:: WHAT TO PRODUCE ::
Type out the material below exactly.

:: EXCERPTED DATA ::
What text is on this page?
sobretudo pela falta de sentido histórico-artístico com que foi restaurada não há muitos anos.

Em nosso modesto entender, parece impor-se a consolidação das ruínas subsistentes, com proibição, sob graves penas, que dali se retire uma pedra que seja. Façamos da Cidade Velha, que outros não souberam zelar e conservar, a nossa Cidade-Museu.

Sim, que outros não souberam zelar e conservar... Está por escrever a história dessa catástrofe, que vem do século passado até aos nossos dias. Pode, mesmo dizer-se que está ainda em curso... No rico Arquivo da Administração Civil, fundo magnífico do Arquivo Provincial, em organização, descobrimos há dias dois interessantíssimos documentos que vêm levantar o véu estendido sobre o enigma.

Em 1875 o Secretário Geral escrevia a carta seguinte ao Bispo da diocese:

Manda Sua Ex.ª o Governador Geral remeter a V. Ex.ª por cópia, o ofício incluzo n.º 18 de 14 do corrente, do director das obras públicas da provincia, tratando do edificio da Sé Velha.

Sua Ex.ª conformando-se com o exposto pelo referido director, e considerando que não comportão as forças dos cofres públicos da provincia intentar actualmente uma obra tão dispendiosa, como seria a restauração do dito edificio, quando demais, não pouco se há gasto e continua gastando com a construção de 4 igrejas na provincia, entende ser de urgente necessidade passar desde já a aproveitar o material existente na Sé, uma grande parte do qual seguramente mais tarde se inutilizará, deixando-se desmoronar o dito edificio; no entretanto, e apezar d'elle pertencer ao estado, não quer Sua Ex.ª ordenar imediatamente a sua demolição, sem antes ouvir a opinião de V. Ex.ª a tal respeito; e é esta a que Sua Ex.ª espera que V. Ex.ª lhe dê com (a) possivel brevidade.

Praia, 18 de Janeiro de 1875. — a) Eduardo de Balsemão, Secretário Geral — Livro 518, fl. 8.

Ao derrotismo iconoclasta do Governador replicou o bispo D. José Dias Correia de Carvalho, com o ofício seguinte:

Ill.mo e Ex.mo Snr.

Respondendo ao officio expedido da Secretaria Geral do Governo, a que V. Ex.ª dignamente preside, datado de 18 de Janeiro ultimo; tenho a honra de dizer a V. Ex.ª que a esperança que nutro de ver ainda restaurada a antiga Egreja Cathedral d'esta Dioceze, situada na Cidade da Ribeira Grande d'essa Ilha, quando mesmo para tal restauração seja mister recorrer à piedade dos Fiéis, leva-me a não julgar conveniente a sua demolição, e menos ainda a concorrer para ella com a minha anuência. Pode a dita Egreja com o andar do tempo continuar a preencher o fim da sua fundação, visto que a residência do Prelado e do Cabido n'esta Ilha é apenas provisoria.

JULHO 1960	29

:: THE RESULT ::
What text is on this page?
sobretudo pela falta de sentido histórico-artístico com que foi restaurada não há muitos anos.

Em nosso modesto entender, parece impor-se a consolidação das ruínas subsistentes, com proibição, sob graves penas, que dali se retire uma pedra que seja. Façamos da Cidade Velha, que outros não souberam zelar e conservar, a nossa Cidade-Museu.

Sim, que outros não souberam zelar e conservar... Está por escrever a história dessa catástrofe, que vem do século passado até aos nossos dias. Pode, mesmo dizer-se que está ainda em curso... No rico Arquivo da Administração Civil, fundo magnífico do Arquivo Provincial, em organização, descobrimos há dias dois interessantíssimos documentos que vêm levantar o véu estendido sobre o enigma.

Em 1875 o Secretário Geral escrevia a carta seguinte ao Bispo da diocese:

Manda Sua Ex.ª o Governador Geral remeter a V. Ex.ª por cópia, o ofício incluzo n.º 18 de 14 do corrente, do director das obras públicas da provincia, tratando do edificio da Sé Velha.

Sua Ex.ª conformando-se com o exposto pelo referido director, e considerando que não comportão as forças dos cofres públicos da provincia intentar actualmente uma obra tão dispendiosa, como seria a restauração do dito edificio, quando demais, não pouco se há gasto e continua gastando com a construção de 4 igrejas na provincia, entende ser de urgente necessidade passar desde já a aproveitar o material existente na Sé, uma grande parte do qual seguramente mais tarde se inutilizará, deixando-se desmoronar o dito edificio; no entretanto, e apezar d'elle pertencer ao estado, não quer Sua Ex.ª ordenar imediatamente a sua demolição, sem antes ouvir a opinião de V. Ex.ª a tal respeito; e é esta a que Sua Ex.ª espera que V. Ex.ª lhe dê com (a) possivel brevidade.

Praia, 18 de Janeiro de 1875. — a) Eduardo de Balsemão, Secretário Geral — Livro 518, fl. 8.

Ao derrotismo iconoclasta do Governador replicou o bispo D. José Dias Correia de Carvalho, com o ofício seguinte:

Ill.mo e Ex.mo Snr.

Respondendo ao officio expedido da Secretaria Geral do Governo, a que V. Ex.ª dignamente preside, datado de 18 de Janeiro ultimo; tenho a honra de dizer a V. Ex.ª que a esperança que nutro de ver ainda restaurada a antiga Egreja Cathedral d'esta Dioceze, situada na Cidade da Ribeira Grande d'essa Ilha, quando mesmo para tal restauração seja mister recorrer à piedade dos Fiéis, leva-me a não julgar conveniente a sua demolição, e menos ainda a concorrer para ella com a minha anuência. Pode a dita Egreja com o andar do tempo continuar a preencher o fim da sua fundação, visto que a residência do Prelado e do Cabido n'esta Ilha é apenas provisoria.

JULHO 1960	29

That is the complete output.